(Records)
┄┄┄┄┄┄

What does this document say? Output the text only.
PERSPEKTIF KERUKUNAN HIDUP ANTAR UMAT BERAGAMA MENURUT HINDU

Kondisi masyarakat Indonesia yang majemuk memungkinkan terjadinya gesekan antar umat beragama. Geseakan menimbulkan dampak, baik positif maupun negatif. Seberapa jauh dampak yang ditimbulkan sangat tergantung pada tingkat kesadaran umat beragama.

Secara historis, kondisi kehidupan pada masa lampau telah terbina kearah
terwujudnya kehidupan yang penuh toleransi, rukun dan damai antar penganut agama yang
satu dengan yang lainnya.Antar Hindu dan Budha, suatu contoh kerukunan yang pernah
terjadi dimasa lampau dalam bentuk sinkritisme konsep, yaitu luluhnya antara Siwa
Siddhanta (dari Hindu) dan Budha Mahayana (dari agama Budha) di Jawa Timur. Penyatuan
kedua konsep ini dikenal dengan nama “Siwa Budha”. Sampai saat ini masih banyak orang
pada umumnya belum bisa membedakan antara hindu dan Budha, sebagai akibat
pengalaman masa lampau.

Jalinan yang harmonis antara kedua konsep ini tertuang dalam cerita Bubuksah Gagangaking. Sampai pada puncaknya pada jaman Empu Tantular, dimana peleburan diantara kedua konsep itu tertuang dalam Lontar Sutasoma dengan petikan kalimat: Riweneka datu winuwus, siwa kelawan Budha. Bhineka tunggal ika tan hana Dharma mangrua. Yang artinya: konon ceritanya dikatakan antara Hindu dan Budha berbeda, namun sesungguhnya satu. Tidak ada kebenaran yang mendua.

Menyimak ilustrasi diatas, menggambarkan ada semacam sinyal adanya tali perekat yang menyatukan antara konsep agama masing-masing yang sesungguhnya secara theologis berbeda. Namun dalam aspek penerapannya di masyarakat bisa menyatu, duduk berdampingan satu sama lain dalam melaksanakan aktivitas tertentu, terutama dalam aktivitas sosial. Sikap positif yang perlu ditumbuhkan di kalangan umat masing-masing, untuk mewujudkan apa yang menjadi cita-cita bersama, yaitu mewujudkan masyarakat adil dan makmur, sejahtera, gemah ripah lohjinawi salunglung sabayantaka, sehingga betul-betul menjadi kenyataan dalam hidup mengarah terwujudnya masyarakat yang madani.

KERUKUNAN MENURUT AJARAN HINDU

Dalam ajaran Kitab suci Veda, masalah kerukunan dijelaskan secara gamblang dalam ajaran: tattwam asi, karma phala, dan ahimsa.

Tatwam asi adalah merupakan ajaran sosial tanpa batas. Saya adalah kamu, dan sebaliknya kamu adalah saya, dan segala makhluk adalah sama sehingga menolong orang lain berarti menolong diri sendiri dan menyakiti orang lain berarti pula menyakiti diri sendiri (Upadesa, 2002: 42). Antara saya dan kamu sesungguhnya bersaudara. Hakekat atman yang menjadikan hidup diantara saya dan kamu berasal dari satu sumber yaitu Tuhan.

┄┄┄┄┄┄

▸ **TASK BRIEF**: All of the material above needs to be copied exactly.

▸ **SOLUTION**:
What does this document say? Output the text only.
PERSPEKTIF KERUKUNAN HIDUP ANTAR UMAT BERAGAMA MENURUT HINDU

Kondisi masyarakat Indonesia yang majemuk memungkinkan terjadinya gesekan antar umat beragama. Geseakan menimbulkan dampak, baik positif maupun negatif. Seberapa jauh dampak yang ditimbulkan sangat tergantung pada tingkat kesadaran umat beragama.

Secara historis, kondisi kehidupan pada masa lampau telah terbina kearah
terwujudnya kehidupan yang penuh toleransi, rukun dan damai antar penganut agama yang
satu dengan yang lainnya.Antar Hindu dan Budha, suatu contoh kerukunan yang pernah
terjadi dimasa lampau dalam bentuk sinkritisme konsep, yaitu luluhnya antara Siwa
Siddhanta (dari Hindu) dan Budha Mahayana (dari agama Budha) di Jawa Timur. Penyatuan
kedua konsep ini dikenal dengan nama “Siwa Budha”. Sampai saat ini masih banyak orang
pada umumnya belum bisa membedakan antara hindu dan Budha, sebagai akibat
pengalaman masa lampau.

Jalinan yang harmonis antara kedua konsep ini tertuang dalam cerita Bubuksah Gagangaking. Sampai pada puncaknya pada jaman Empu Tantular, dimana peleburan diantara kedua konsep itu tertuang dalam Lontar Sutasoma dengan petikan kalimat: Riweneka datu winuwus, siwa kelawan Budha. Bhineka tunggal ika tan hana Dharma mangrua. Yang artinya: konon ceritanya dikatakan antara Hindu dan Budha berbeda, namun sesungguhnya satu. Tidak ada kebenaran yang mendua.

Menyimak ilustrasi diatas, menggambarkan ada semacam sinyal adanya tali perekat yang menyatukan antara konsep agama masing-masing yang sesungguhnya secara theologis berbeda. Namun dalam aspek penerapannya di masyarakat bisa menyatu, duduk berdampingan satu sama lain dalam melaksanakan aktivitas tertentu, terutama dalam aktivitas sosial. Sikap positif yang perlu ditumbuhkan di kalangan umat masing-masing, untuk mewujudkan apa yang menjadi cita-cita bersama, yaitu mewujudkan masyarakat adil dan makmur, sejahtera, gemah ripah lohjinawi salunglung sabayantaka, sehingga betul-betul menjadi kenyataan dalam hidup mengarah terwujudnya masyarakat yang madani.

KERUKUNAN MENURUT AJARAN HINDU

Dalam ajaran Kitab suci Veda, masalah kerukunan dijelaskan secara gamblang dalam ajaran: tattwam asi, karma phala, dan ahimsa.

Tatwam asi adalah merupakan ajaran sosial tanpa batas. Saya adalah kamu, dan sebaliknya kamu adalah saya, dan segala makhluk adalah sama sehingga menolong orang lain berarti menolong diri sendiri dan menyakiti orang lain berarti pula menyakiti diri sendiri (Upadesa, 2002: 42). Antara saya dan kamu sesungguhnya bersaudara. Hakekat atman yang menjadikan hidup diantara saya dan kamu berasal dari satu sumber yaitu Tuhan.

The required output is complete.